● **EXERCISE**
Find every line below that contains the word "文明风采" and copy it out.
## Start TASK DATA
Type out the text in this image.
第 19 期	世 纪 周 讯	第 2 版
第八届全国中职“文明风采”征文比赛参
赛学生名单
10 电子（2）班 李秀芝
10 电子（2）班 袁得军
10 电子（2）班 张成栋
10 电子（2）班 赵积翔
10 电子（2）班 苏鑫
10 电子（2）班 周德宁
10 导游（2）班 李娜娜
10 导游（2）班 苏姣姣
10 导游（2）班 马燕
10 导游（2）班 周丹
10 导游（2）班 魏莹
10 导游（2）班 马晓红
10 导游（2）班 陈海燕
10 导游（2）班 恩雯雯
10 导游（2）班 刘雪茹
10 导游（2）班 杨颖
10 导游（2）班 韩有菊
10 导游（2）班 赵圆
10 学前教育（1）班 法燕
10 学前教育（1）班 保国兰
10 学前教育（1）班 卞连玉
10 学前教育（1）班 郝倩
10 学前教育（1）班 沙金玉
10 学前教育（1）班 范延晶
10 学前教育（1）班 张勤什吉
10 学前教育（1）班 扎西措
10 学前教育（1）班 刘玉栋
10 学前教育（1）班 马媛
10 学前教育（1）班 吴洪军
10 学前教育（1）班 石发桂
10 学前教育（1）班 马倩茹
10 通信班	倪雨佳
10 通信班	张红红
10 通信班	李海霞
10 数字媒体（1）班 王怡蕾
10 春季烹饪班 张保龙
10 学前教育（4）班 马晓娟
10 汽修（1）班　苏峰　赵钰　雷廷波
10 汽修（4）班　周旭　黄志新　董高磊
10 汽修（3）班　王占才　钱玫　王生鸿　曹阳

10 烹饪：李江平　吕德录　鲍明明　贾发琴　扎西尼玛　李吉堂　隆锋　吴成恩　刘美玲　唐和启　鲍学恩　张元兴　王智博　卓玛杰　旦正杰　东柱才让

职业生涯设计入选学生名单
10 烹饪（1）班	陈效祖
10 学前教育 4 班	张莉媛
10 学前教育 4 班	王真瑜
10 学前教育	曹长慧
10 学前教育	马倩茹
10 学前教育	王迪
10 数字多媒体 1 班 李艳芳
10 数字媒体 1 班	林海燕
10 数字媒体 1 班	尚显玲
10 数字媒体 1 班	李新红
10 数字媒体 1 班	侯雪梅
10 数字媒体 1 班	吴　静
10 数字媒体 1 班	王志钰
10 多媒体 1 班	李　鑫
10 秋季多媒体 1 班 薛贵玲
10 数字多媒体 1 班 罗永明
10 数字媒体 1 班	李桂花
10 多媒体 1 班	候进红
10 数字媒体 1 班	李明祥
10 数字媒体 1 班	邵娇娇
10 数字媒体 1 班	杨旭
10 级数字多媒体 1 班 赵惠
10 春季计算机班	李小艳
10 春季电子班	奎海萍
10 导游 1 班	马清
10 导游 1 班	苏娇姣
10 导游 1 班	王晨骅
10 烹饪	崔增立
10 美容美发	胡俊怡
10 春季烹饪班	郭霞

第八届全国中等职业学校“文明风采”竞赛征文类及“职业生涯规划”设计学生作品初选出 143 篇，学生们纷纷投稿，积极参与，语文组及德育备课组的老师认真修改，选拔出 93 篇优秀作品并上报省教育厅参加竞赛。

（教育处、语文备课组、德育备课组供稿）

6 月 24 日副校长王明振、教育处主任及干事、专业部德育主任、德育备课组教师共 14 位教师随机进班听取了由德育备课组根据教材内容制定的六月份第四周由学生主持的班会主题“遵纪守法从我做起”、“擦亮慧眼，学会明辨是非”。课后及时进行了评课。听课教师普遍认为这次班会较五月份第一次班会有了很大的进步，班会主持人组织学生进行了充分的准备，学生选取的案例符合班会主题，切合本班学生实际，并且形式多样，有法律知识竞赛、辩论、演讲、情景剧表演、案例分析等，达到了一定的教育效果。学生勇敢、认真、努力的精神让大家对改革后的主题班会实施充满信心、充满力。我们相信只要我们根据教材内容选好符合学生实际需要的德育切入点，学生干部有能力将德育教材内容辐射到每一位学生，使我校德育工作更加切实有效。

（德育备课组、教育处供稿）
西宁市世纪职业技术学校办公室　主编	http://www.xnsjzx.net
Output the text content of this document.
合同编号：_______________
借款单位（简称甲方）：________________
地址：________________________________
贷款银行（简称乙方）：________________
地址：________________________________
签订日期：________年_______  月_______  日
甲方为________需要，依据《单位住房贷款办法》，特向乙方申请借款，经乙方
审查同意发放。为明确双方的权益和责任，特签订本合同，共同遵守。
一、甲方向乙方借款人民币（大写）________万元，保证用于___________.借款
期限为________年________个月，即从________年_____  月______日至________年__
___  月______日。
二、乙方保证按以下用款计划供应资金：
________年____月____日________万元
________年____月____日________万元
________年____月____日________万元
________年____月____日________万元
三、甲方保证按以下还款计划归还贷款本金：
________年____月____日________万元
## End TASK DATA
● **REPLY TO THE TASK**
第八届全国中职“文明风采”征文比赛参
第八届全国中等职业学校“文明风采”竞赛征文类及“职业生涯规划”设计学生作品初选出 143 篇，学生们纷纷投稿，积极参与，语文组及德育备课组的老师认真修改，选拔出 93 篇优秀作品并上报省教育厅参加竞赛。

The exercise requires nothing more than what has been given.